**EXERCISE INPUT**
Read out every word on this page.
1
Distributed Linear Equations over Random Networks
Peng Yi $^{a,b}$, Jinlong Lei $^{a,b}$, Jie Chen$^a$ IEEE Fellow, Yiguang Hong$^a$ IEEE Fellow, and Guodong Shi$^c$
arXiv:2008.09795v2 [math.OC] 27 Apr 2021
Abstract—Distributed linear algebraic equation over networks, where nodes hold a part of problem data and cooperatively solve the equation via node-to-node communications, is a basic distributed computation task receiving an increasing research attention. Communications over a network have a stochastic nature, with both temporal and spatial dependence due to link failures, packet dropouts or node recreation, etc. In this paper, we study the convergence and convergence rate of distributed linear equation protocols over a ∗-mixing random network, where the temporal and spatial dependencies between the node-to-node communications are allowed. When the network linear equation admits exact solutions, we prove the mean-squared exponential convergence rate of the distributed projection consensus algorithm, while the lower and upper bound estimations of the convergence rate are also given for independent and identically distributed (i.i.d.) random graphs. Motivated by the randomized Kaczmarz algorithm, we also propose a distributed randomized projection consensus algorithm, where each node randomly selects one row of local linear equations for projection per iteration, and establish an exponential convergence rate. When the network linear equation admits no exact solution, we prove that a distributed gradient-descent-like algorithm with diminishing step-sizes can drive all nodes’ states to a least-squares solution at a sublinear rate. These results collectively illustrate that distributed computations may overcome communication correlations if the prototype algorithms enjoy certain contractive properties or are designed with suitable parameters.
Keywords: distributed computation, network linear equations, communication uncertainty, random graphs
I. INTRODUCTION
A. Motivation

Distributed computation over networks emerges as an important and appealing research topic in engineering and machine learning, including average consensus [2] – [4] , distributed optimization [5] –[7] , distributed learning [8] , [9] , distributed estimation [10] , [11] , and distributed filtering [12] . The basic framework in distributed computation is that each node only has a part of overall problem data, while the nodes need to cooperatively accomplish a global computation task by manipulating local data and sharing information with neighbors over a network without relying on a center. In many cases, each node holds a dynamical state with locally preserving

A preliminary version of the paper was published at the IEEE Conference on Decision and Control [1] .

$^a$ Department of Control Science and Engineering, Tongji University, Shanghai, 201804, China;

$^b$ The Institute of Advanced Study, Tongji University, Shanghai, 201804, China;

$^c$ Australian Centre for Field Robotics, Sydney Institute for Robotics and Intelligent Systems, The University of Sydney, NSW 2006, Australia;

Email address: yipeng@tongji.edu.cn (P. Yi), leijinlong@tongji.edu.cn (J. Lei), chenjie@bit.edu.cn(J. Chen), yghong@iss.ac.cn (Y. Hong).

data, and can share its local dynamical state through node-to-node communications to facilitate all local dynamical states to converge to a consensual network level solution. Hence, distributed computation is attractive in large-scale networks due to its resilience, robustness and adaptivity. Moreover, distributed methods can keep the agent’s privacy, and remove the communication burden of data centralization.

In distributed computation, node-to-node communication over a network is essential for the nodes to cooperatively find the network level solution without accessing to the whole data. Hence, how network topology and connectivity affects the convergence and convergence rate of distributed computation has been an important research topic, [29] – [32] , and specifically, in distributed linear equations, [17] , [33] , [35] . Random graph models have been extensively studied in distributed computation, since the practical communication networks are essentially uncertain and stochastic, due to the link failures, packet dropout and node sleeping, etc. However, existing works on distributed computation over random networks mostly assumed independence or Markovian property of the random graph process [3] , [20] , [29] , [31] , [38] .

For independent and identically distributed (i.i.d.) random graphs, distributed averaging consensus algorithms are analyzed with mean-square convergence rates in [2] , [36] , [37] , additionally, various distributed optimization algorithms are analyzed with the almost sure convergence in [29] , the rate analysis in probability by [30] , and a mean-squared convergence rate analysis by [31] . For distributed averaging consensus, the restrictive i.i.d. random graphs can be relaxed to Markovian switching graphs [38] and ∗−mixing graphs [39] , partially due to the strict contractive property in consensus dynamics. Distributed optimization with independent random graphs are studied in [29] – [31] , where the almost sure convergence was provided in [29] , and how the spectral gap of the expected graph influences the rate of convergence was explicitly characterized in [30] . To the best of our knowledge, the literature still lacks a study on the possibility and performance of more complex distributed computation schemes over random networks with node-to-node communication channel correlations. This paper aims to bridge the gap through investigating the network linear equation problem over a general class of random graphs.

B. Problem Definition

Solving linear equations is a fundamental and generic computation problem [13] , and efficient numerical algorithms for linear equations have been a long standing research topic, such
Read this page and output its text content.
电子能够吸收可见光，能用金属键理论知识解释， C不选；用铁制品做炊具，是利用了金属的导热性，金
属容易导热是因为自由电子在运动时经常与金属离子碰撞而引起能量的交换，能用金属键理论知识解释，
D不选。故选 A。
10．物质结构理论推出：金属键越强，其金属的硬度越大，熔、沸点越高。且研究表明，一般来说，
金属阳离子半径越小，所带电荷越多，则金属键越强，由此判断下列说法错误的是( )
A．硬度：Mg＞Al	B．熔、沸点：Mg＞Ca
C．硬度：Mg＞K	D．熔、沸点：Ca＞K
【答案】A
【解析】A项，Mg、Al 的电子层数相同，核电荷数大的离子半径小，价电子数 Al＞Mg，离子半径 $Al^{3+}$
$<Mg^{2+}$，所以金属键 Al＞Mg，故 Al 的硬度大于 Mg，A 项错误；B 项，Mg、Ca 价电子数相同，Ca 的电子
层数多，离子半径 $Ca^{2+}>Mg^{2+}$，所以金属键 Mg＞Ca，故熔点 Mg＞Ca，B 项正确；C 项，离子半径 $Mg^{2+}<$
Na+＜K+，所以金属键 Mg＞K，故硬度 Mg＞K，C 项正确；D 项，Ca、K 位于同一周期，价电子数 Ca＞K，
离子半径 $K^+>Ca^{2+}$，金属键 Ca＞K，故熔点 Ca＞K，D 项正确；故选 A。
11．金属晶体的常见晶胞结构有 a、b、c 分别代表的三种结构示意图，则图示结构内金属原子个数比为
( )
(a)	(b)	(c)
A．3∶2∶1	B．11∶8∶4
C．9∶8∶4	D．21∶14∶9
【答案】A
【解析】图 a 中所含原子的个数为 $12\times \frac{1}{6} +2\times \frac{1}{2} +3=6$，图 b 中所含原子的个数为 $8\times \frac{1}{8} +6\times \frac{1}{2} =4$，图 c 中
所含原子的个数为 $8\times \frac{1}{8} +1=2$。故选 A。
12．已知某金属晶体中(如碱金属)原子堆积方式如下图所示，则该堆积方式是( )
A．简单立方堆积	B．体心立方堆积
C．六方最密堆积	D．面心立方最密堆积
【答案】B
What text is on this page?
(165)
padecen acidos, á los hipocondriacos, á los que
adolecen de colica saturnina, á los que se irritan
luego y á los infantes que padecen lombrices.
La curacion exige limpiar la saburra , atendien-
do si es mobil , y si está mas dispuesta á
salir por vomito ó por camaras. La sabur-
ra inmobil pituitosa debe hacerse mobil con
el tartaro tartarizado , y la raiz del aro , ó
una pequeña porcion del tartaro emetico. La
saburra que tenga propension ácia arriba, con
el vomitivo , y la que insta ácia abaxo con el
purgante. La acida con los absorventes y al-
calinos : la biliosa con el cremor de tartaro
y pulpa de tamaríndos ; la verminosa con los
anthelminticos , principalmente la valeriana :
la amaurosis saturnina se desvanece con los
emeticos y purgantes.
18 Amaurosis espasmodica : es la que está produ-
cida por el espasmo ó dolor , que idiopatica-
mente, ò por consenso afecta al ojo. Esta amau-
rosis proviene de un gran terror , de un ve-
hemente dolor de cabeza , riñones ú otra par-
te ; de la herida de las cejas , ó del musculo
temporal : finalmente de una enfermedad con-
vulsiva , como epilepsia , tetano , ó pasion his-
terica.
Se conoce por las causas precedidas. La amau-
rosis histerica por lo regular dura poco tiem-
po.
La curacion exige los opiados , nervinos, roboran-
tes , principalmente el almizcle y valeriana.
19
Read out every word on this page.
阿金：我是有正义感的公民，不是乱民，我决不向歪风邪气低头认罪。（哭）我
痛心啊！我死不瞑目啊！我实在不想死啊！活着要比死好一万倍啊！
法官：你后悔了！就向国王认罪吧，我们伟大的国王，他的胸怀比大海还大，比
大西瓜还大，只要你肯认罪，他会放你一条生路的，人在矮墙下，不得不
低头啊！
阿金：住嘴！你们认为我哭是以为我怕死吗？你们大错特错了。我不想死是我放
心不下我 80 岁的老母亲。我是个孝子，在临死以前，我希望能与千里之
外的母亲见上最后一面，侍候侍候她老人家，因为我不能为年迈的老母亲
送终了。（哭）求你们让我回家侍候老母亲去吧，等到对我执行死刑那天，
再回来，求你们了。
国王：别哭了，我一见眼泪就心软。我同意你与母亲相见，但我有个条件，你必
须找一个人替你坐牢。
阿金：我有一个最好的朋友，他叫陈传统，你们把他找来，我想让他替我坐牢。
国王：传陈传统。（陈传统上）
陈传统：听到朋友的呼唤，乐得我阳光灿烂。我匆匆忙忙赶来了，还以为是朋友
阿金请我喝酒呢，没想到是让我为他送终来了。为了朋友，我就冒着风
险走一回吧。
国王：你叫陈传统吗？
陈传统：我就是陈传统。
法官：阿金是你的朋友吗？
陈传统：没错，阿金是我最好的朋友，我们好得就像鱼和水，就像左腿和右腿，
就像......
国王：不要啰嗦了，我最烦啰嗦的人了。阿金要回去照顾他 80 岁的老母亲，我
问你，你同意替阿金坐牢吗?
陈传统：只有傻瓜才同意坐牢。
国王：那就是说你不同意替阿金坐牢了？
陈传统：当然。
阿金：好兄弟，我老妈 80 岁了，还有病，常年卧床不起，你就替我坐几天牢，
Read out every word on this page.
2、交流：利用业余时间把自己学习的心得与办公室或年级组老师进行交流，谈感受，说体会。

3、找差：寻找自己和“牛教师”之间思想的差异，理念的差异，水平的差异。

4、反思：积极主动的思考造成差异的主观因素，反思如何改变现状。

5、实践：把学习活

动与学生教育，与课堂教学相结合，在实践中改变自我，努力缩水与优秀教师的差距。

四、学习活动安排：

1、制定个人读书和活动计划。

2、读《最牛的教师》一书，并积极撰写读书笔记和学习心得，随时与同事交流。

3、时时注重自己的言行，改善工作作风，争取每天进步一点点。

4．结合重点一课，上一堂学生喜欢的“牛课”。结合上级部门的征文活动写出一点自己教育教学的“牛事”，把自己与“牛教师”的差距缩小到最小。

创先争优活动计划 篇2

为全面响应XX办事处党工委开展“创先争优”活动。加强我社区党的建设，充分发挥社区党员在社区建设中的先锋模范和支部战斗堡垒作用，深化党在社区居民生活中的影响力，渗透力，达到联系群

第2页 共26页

**YOUR OBJECTIVE**
Search the data for "times". Copy every matching line.

**OUTPUT**
【解析】图 a 中所含原子的个数为 $12\times \frac{1}{6} +2\times \frac{1}{2} +3=6$，图 b 中所含原子的个数为 $8\times \frac{1}{8} +6\times \frac{1}{2} =4$，图 c 中
所含原子的个数为 $8\times \frac{1}{8} +1=2$。故选 A。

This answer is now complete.